• _The request_
Identify and copy all lines of the material where the string "покойного" is found.

(Collected data)
-=-=-

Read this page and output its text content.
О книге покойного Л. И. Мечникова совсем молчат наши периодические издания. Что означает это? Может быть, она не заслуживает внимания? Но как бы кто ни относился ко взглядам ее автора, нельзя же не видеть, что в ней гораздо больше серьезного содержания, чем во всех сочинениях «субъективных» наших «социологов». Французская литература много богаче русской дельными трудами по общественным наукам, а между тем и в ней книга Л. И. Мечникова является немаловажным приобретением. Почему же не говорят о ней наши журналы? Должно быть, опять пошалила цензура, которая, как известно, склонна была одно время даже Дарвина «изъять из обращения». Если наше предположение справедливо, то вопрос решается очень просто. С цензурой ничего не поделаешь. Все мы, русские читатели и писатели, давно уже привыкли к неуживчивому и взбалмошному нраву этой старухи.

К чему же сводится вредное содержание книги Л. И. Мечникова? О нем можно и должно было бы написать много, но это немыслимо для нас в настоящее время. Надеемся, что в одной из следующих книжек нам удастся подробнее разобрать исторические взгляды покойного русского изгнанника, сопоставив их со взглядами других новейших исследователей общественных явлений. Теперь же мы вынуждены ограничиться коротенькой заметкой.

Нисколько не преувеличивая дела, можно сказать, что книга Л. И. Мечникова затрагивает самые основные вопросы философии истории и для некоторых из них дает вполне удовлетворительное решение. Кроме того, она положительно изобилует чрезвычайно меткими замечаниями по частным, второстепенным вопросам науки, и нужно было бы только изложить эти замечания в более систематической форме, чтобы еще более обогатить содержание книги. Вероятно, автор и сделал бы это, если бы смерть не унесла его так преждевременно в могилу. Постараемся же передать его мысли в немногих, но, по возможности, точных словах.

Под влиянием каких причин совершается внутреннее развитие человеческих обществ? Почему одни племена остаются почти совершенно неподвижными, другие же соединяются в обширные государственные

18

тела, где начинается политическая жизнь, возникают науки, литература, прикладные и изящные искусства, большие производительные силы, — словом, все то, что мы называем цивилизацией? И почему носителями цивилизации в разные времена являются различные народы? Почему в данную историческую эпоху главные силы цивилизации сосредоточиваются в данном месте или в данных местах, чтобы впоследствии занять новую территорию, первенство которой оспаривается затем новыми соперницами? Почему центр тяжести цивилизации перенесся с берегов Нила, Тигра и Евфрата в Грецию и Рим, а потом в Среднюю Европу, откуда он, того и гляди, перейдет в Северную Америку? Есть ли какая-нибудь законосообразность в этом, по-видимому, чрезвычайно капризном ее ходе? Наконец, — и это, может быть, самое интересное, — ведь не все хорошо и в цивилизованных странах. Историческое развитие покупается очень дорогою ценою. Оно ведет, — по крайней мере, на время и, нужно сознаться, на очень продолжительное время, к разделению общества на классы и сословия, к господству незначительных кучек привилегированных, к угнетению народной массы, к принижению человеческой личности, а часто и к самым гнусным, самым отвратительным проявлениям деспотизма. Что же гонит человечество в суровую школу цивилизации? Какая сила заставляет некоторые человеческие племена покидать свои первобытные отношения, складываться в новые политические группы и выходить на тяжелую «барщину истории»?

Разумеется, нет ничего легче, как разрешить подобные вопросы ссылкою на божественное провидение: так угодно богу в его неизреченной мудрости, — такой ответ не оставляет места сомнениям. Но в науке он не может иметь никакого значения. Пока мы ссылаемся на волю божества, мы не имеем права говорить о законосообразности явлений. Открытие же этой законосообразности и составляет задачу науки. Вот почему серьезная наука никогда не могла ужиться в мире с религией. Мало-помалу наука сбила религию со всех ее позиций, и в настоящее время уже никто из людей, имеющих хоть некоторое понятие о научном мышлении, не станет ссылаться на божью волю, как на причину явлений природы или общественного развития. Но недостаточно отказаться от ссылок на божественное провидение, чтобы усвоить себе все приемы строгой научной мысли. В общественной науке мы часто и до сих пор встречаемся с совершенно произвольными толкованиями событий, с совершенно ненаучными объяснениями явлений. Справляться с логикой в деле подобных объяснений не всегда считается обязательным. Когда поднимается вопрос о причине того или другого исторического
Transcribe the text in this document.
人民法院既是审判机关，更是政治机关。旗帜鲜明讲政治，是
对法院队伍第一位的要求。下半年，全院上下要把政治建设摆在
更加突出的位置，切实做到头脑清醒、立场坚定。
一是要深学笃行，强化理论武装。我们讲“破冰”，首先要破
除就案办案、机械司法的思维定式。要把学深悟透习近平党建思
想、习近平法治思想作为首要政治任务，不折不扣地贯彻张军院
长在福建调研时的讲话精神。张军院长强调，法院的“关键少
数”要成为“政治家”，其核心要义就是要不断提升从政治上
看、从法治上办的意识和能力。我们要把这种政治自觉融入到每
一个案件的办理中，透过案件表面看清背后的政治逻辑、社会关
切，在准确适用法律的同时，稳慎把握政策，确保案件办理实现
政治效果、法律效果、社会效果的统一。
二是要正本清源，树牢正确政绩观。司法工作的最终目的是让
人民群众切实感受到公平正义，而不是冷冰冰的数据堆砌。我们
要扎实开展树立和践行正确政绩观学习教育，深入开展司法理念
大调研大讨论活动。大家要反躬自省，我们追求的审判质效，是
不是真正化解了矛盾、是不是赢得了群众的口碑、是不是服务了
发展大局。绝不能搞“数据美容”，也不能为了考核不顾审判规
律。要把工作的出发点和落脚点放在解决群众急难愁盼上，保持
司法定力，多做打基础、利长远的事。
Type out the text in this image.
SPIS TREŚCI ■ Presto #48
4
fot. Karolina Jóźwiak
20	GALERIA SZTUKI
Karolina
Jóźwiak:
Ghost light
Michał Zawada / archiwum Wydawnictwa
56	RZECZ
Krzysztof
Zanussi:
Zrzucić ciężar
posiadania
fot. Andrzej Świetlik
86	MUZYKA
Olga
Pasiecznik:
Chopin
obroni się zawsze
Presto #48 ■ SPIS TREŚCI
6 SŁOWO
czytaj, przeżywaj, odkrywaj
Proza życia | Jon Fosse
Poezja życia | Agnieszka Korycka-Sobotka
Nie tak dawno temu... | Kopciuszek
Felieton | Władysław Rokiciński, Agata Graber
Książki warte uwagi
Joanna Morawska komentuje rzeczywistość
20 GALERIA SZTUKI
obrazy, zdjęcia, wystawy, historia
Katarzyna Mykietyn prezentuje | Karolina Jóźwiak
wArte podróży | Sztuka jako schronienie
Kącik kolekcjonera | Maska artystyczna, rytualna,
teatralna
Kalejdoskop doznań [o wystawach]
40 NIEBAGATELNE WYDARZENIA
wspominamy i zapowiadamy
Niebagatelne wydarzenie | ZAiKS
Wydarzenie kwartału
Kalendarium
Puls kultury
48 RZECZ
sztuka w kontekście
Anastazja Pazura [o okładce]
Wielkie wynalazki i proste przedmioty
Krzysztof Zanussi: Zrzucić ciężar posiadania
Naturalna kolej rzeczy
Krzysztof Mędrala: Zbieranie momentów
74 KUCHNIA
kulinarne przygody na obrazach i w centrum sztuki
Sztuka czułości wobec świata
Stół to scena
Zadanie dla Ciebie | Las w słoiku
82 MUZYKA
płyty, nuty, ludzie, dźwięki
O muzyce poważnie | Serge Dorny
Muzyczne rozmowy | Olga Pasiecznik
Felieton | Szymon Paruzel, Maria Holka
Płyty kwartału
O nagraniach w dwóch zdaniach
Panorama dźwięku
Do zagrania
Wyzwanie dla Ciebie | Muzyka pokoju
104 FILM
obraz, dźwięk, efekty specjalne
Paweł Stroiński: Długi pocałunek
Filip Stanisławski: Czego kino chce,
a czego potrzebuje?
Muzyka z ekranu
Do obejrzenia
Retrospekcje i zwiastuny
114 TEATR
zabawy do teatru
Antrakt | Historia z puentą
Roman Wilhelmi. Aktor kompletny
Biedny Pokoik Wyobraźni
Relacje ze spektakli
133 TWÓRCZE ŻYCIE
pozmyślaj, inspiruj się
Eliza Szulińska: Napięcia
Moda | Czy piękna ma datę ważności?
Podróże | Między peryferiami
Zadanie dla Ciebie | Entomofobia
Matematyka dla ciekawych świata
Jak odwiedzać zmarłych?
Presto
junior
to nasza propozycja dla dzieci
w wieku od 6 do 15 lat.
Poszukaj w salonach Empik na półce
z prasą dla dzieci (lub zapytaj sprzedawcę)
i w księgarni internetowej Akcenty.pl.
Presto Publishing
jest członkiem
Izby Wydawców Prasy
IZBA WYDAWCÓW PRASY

-=-=-

• _Exercise output_
О книге покойного Л. И. Мечникова совсем молчат наши периодические издания. Что означает это? Может быть, она не заслуживает внимания? Но как бы кто ни относился ко взглядам ее автора, нельзя же не видеть, что в ней гораздо больше серьезного содержания, чем во всех сочинениях «субъективных» наших «социологов». Французская литература много богаче русской дельными трудами по общественным наукам, а между тем и в ней книга Л. И. Мечникова является немаловажным приобретением. Почему же не говорят о ней наши журналы? Должно быть, опять пошалила цензура, которая, как известно, склонна была одно время даже Дарвина «изъять из обращения». Если наше предположение справедливо, то вопрос решается очень просто. С цензурой ничего не поделаешь. Все мы, русские читатели и писатели, давно уже привыкли к неуживчивому и взбалмошному нраву этой старухи.
К чему же сводится вредное содержание книги Л. И. Мечникова? О нем можно и должно было бы написать много, но это немыслимо для нас в настоящее время. Надеемся, что в одной из следующих книжек нам удастся подробнее разобрать исторические взгляды покойного русского изгнанника, сопоставив их со взглядами других новейших исследователей общественных явлений. Теперь же мы вынуждены ограничиться коротенькой заметкой.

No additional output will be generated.